▶ Objective:
Find all lines in the records that include the word "Summer", and copy them out.

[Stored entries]
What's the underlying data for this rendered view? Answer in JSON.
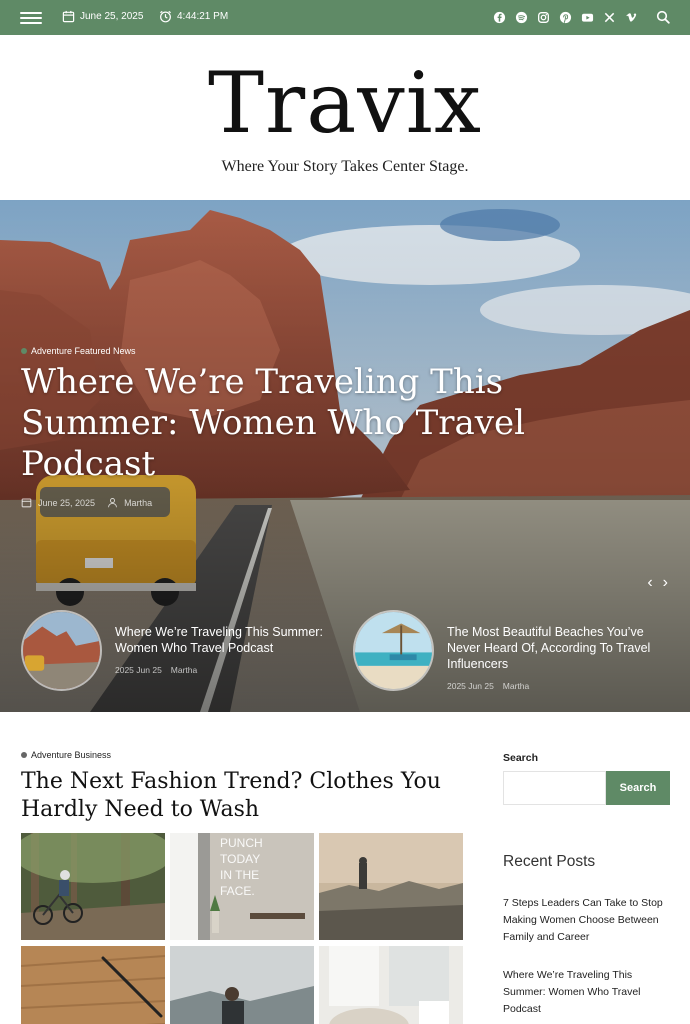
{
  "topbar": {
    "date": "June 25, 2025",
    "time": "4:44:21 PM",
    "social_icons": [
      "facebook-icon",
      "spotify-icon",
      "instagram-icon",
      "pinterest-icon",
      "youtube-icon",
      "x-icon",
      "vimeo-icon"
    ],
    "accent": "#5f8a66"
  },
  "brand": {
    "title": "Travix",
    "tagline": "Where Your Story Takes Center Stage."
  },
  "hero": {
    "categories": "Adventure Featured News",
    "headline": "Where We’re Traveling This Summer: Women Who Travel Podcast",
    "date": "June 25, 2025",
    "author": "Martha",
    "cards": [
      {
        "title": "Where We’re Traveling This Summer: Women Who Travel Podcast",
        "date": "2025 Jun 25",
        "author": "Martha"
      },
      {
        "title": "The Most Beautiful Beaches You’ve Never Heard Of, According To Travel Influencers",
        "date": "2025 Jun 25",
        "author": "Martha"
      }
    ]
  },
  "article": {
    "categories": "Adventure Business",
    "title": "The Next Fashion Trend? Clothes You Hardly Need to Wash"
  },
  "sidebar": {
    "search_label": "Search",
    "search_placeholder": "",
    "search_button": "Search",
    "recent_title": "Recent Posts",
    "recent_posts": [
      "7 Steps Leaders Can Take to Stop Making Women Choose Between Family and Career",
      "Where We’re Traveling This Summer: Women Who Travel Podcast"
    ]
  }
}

▶ Response:
    "headline": "Where We’re Traveling This Summer: Women Who Travel Podcast",
        "title": "Where We’re Traveling This Summer: Women Who Travel Podcast",
      "Where We’re Traveling This Summer: Women Who Travel Podcast"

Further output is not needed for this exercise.